--- Stated task ---
Copy out all lines that hold "wykonania".

--- Provided information ---
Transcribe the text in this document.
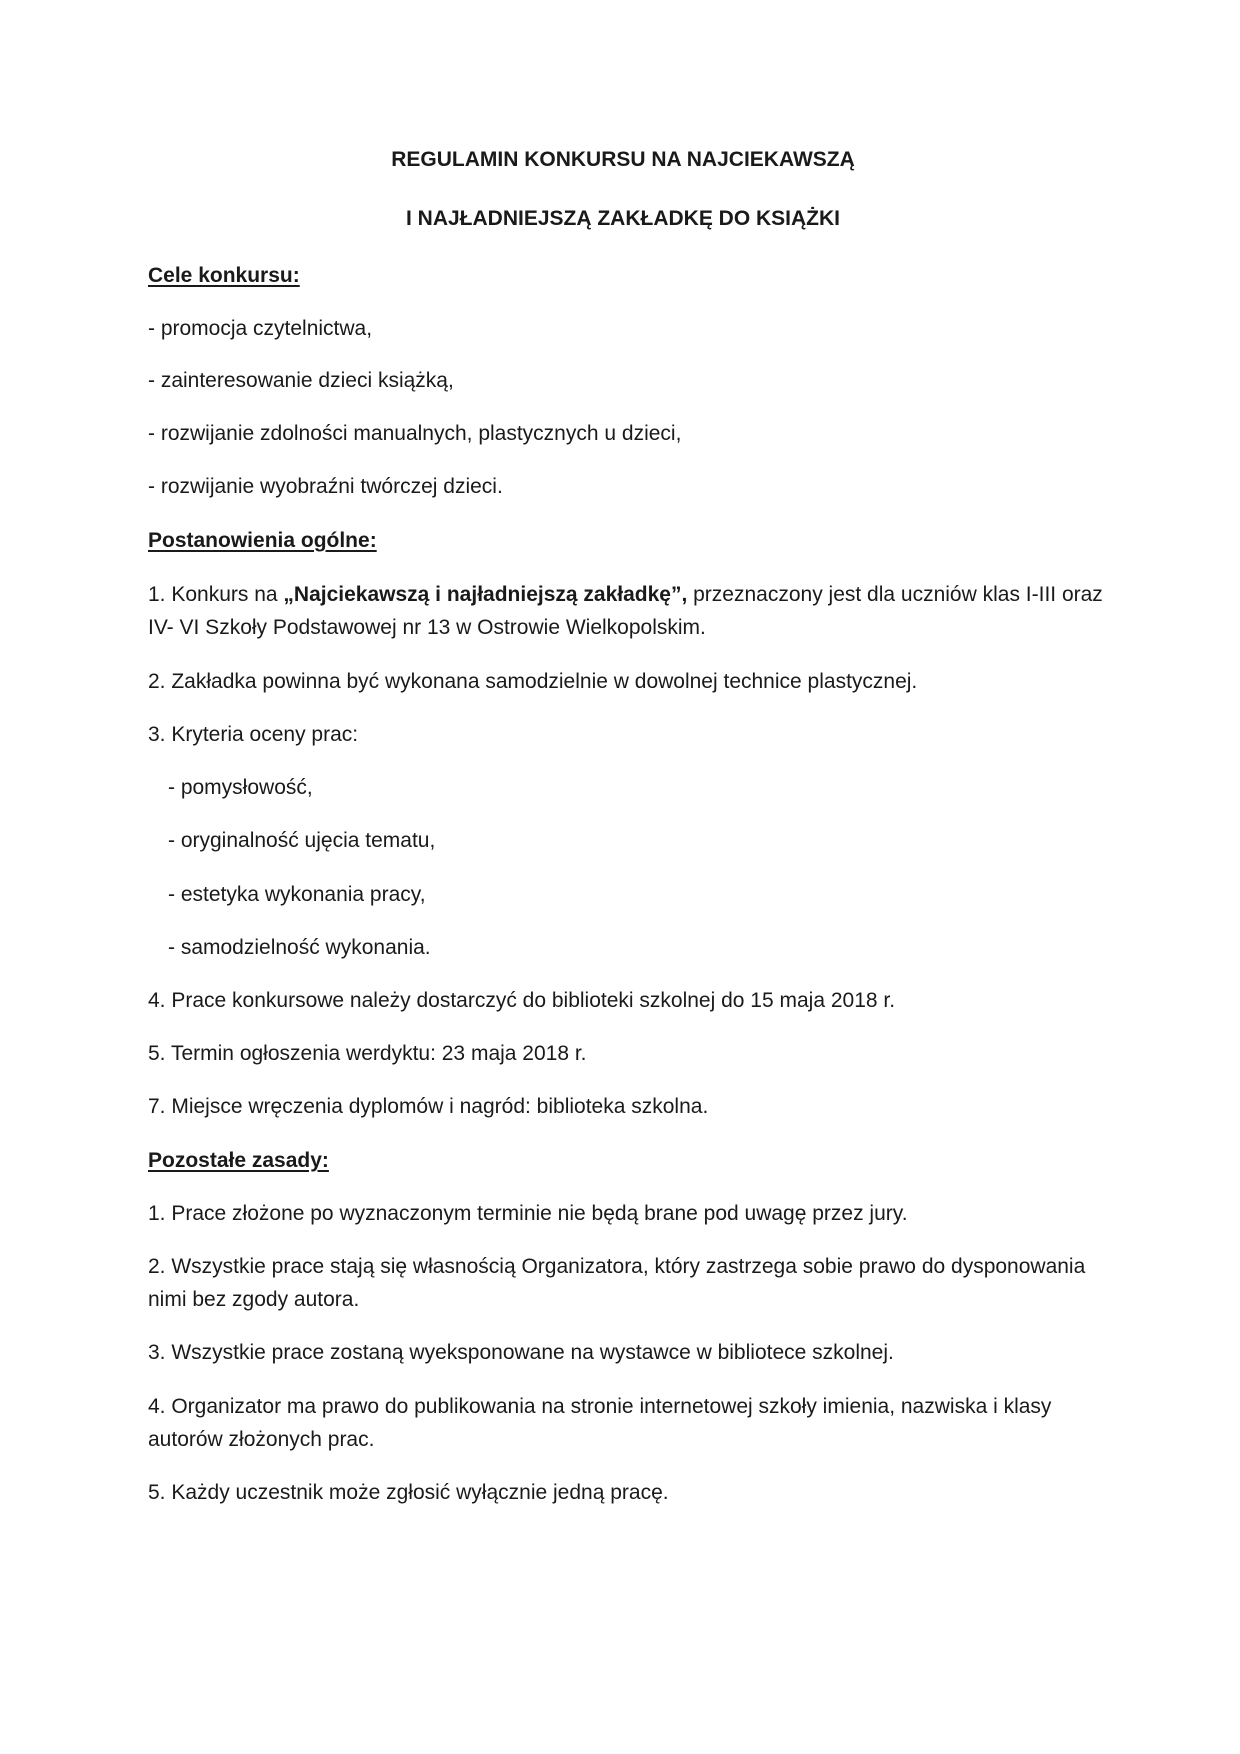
REGULAMIN KONKURSU NA NAJCIEKAWSZĄ
I NAJŁADNIEJSZĄ ZAKŁADKĘ DO KSIĄŻKI
Cele konkursu:
- promocja czytelnictwa,
- zainteresowanie dzieci książką,
- rozwijanie zdolności manualnych, plastycznych u dzieci,
- rozwijanie wyobraźni twórczej dzieci.
Postanowienia ogólne:
1. Konkurs na „Najciekawszą i najładniejszą zakładkę”, przeznaczony jest dla uczniów klas I-III oraz
IV- VI Szkoły Podstawowej nr 13 w Ostrowie Wielkopolskim.
2. Zakładka powinna być wykonana samodzielnie w dowolnej technice plastycznej.
3. Kryteria oceny prac:
- pomysłowość,
- oryginalność ujęcia tematu,
- estetyka wykonania pracy,
- samodzielność wykonania.
4. Prace konkursowe należy dostarczyć do biblioteki szkolnej do 15 maja 2018 r.
5. Termin ogłoszenia werdyktu: 23 maja 2018 r.
7. Miejsce wręczenia dyplomów i nagród: biblioteka szkolna.
Pozostałe zasady:
1. Prace złożone po wyznaczonym terminie nie będą brane pod uwagę przez jury.
2. Wszystkie prace stają się własnością Organizatora, który zastrzega sobie prawo do dysponowania
nimi bez zgody autora.
3. Wszystkie prace zostaną wyeksponowane na wystawce w bibliotece szkolnej.
4. Organizator ma prawo do publikowania na stronie internetowej szkoły imienia, nazwiska i klasy
autorów złożonych prac.
5. Każdy uczestnik może zgłosić wyłącznie jedną pracę.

--- Answer to the problem ---
- estetyka wykonania pracy,
- samodzielność wykonania.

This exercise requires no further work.